— BEGIN Given data —
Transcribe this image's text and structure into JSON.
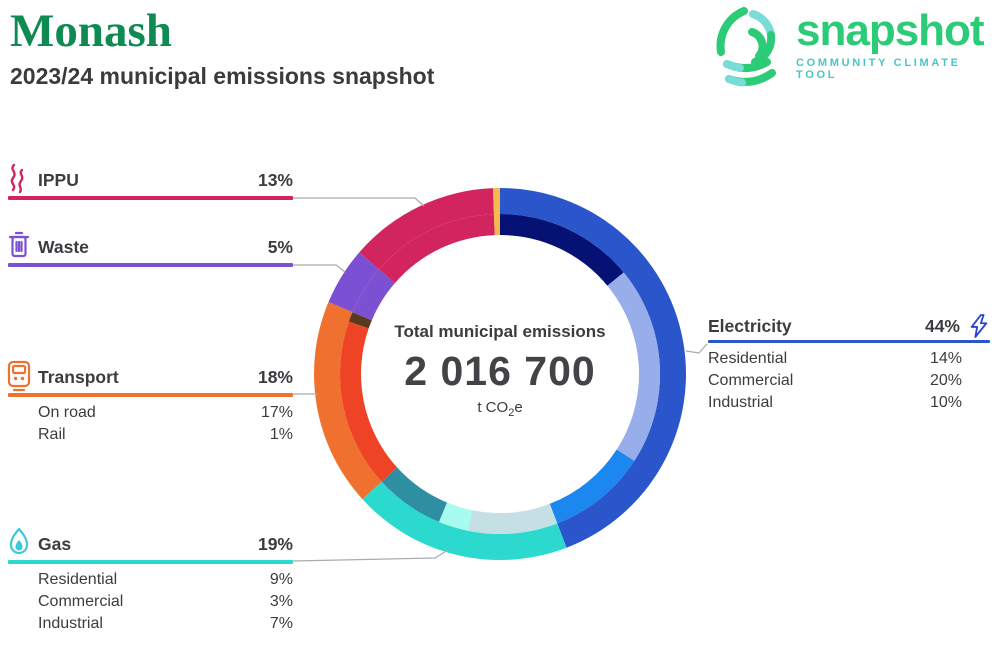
{
  "header": {
    "title": "Monash",
    "subtitle": "2023/24 municipal emissions snapshot",
    "title_color": "#0E8A52"
  },
  "logo": {
    "wordmark": "snapshot",
    "tagline": "COMMUNITY CLIMATE TOOL",
    "green": "#2BCB77",
    "teal": "#45C8C3"
  },
  "center": {
    "label": "Total municipal emissions",
    "value": "2 016 700",
    "unit_prefix": "t CO",
    "unit_sub": "2",
    "unit_suffix": "e"
  },
  "chart_data": {
    "type": "pie",
    "subtype": "two-ring donut",
    "title": "Total municipal emissions",
    "total_label": "2 016 700",
    "unit": "t CO2e",
    "start_angle_deg": 0,
    "direction": "clockwise",
    "rings": [
      "sector (outer)",
      "subsector (inner)"
    ],
    "series": [
      {
        "name": "Electricity",
        "pct": "44%",
        "value": 44,
        "color": "#2B55CB",
        "icon": "lightning-bolt",
        "icon_color": "#2B45D0",
        "subs": [
          {
            "name": "Residential",
            "pct": "14%",
            "value": 14,
            "color": "#051173"
          },
          {
            "name": "Commercial",
            "pct": "20%",
            "value": 20,
            "color": "#97AEEA"
          },
          {
            "name": "Industrial",
            "pct": "10%",
            "value": 10,
            "color": "#1D87F0"
          }
        ]
      },
      {
        "name": "Gas",
        "pct": "19%",
        "value": 19,
        "color": "#2BD9CE",
        "icon": "flame",
        "icon_color": "#3EC9DB",
        "subs": [
          {
            "name": "Residential",
            "pct": "9%",
            "value": 9,
            "color": "#C4E0E4"
          },
          {
            "name": "Commercial",
            "pct": "3%",
            "value": 3,
            "color": "#A8FBEF"
          },
          {
            "name": "Industrial",
            "pct": "7%",
            "value": 7,
            "color": "#2E8FA3"
          }
        ]
      },
      {
        "name": "Transport",
        "pct": "18%",
        "value": 18,
        "color": "#F0712F",
        "icon": "train",
        "icon_color": "#F0712F",
        "subs": [
          {
            "name": "On road",
            "pct": "17%",
            "value": 17,
            "color": "#EE4325"
          },
          {
            "name": "Rail",
            "pct": "1%",
            "value": 1,
            "color": "#5A3A1E"
          }
        ]
      },
      {
        "name": "Waste",
        "pct": "5%",
        "value": 5,
        "color": "#7B50D2",
        "icon": "trash-can",
        "icon_color": "#7B50D2",
        "subs": []
      },
      {
        "name": "IPPU",
        "pct": "13%",
        "value": 13,
        "color": "#D22560",
        "icon": "smoke",
        "icon_color": "#D22560",
        "subs": []
      },
      {
        "name": "unlabelled",
        "pct": "",
        "value": 0.6,
        "color": "#F5B94E",
        "icon": "",
        "icon_color": "",
        "subs": []
      }
    ]
  }
}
— END Given data —
### What to produce
Find every line in the records above that holds the word "snapshot", and copy each one.

### Result for this exercise
    "subtitle": "2023/24 municipal emissions snapshot",
    "wordmark": "snapshot",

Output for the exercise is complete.